◆ **The exercise**:
Give back, unchanged, each line from the one containing "Decode this image" through the last line of the entries below.

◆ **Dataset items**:
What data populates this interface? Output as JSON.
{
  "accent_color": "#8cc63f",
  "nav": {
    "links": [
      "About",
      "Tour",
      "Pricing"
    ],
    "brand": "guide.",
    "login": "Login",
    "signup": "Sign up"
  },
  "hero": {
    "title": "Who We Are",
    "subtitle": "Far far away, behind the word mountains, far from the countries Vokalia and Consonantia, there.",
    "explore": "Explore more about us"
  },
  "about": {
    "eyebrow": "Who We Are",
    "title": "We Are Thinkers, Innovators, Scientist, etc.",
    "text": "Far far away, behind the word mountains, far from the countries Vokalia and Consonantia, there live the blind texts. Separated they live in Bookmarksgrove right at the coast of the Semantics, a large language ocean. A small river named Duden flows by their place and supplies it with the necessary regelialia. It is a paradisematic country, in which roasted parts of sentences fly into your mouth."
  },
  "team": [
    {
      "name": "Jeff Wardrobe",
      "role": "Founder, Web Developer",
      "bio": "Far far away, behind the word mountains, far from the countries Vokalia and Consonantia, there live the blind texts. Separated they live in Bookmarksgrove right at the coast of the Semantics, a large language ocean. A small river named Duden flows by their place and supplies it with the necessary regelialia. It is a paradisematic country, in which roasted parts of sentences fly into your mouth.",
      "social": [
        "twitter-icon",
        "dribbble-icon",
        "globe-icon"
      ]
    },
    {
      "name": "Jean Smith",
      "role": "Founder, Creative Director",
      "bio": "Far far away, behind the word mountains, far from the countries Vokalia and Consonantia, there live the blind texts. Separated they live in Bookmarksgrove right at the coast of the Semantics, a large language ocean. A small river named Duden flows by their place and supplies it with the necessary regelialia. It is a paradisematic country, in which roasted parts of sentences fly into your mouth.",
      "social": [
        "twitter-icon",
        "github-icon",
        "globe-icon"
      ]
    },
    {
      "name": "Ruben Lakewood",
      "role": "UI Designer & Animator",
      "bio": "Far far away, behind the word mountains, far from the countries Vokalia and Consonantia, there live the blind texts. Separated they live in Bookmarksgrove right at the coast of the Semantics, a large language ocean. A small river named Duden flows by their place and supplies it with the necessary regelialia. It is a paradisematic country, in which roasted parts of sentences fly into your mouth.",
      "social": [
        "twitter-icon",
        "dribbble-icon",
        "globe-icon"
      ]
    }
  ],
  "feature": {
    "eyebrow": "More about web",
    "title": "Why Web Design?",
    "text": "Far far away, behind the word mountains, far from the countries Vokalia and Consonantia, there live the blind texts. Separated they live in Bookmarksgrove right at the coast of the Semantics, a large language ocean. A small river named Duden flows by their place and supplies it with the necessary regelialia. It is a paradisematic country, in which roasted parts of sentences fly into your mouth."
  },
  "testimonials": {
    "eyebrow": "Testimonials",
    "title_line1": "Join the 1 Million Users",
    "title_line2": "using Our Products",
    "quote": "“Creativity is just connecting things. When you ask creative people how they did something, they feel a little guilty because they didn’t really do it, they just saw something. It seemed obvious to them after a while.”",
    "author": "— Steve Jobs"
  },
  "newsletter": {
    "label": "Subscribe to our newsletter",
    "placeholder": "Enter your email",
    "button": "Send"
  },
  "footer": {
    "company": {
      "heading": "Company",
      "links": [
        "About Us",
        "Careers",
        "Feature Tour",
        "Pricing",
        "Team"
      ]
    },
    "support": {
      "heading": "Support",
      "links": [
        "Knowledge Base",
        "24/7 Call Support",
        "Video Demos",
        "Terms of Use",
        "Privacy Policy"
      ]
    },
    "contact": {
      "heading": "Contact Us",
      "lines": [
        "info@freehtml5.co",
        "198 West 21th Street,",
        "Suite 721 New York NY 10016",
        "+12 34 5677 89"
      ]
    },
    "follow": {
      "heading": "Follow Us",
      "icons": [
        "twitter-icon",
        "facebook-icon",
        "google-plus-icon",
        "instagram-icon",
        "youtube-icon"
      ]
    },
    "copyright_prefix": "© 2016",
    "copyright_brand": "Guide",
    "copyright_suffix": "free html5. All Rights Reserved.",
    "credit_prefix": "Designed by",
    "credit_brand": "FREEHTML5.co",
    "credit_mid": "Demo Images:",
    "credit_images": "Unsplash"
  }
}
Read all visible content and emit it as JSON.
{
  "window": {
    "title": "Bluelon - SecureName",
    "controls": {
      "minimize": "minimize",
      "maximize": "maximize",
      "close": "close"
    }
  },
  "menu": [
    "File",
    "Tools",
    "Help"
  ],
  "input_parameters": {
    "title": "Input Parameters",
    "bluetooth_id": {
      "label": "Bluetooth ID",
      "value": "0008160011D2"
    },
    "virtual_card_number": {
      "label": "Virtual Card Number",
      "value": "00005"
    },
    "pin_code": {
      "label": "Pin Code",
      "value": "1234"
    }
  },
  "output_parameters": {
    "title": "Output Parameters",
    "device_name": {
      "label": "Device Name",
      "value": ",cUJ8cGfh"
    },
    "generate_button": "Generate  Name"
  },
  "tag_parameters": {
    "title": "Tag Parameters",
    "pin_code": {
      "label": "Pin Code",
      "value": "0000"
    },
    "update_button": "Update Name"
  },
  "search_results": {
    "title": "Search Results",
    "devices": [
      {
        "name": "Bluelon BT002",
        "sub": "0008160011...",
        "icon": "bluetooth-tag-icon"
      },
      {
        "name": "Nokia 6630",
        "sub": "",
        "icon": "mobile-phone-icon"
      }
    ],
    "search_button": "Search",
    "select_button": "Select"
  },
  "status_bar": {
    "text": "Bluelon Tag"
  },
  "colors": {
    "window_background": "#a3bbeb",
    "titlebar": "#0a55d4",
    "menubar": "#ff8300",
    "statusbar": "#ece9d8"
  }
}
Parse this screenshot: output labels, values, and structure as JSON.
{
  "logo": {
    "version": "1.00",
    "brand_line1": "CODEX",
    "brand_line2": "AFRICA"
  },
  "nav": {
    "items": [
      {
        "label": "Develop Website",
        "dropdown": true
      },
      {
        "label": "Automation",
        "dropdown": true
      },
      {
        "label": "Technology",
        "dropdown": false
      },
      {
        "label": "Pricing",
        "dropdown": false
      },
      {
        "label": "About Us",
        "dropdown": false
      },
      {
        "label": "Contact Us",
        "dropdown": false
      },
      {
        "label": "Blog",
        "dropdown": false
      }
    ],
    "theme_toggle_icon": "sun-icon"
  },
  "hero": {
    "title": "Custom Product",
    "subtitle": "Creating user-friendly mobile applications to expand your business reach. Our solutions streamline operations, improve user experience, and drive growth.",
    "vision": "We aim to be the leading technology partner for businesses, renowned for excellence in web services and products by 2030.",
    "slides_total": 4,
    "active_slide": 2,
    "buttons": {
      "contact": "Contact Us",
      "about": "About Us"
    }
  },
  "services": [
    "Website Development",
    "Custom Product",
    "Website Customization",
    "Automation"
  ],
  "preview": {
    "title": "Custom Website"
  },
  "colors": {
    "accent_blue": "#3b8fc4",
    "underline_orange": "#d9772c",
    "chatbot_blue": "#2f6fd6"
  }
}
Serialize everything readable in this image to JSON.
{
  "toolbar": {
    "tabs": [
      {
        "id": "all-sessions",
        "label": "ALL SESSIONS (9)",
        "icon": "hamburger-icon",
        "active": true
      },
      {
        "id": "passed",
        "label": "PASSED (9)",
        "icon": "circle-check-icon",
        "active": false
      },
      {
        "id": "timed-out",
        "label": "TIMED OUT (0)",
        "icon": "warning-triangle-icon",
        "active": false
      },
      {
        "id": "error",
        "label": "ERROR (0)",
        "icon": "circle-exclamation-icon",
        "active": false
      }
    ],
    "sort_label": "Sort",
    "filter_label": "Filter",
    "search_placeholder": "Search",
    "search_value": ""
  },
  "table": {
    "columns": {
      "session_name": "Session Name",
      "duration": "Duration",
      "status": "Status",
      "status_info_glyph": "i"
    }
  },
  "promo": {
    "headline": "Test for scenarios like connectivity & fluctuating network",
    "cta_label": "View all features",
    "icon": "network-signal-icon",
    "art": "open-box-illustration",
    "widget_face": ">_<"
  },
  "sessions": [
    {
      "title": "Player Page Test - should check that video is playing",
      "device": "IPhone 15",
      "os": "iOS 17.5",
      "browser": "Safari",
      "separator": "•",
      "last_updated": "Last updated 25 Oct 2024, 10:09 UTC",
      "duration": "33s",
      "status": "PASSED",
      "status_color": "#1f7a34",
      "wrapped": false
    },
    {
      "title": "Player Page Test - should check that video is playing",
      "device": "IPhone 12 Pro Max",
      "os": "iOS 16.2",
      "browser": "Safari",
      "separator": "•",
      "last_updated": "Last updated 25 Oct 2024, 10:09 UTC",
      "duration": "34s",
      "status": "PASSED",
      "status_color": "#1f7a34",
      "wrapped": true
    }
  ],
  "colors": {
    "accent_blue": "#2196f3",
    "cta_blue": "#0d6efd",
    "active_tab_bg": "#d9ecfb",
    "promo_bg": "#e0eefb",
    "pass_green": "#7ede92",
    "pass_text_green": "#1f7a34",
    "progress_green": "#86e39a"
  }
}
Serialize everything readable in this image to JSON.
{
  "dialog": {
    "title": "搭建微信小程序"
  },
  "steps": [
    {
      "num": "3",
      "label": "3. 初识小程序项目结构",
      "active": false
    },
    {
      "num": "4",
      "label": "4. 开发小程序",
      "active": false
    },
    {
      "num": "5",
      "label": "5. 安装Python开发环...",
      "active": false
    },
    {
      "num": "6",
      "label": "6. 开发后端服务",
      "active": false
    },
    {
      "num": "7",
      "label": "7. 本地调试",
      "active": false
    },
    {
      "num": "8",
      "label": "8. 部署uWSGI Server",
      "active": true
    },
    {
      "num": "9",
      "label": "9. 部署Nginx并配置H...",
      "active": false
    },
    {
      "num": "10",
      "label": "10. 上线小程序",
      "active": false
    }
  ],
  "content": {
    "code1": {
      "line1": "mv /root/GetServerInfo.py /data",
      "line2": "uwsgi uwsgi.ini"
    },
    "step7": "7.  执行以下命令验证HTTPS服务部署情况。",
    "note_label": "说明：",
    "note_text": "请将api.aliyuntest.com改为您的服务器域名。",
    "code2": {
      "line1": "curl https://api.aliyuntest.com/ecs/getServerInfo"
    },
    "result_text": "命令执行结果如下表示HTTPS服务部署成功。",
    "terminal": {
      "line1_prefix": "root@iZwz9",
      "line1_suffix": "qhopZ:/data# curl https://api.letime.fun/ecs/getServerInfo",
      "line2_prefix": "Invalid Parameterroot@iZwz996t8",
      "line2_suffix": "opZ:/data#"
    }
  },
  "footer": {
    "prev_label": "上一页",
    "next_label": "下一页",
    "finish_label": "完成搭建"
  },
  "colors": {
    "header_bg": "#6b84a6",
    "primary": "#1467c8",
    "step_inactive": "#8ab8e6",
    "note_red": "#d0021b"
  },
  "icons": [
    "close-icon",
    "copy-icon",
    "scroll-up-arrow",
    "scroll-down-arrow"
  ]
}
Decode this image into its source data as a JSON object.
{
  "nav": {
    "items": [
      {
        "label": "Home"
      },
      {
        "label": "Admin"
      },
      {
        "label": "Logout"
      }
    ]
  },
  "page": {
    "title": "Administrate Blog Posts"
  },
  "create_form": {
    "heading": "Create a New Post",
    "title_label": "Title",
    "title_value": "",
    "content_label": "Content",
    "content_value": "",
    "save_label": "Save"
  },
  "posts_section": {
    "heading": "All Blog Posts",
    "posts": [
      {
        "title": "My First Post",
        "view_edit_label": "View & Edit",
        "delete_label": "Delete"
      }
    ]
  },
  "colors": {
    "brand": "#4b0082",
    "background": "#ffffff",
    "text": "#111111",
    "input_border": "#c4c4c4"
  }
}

◆ **Solution for this task**:
Decode this image into its source data as a JSON object.
{
  "nav": {
    "items": [
      {
        "label": "Home"
      },
      {
        "label": "Admin"
      },
      {
        "label": "Logout"
      }
    ]
  },
  "page": {
    "title": "Administrate Blog Posts"
  },
  "create_form": {
    "heading": "Create a New Post",
    "title_label": "Title",
    "title_value": "",
    "content_label": "Content",
    "content_value": "",
    "save_label": "Save"
  },
  "posts_section": {
    "heading": "All Blog Posts",
    "posts": [
      {
        "title": "My First Post",
        "view_edit_label": "View & Edit",
        "delete_label": "Delete"
      }
    ]
  },
  "colors": {
    "brand": "#4b0082",
    "background": "#ffffff",
    "text": "#111111",
    "input_border": "#c4c4c4"
  }
}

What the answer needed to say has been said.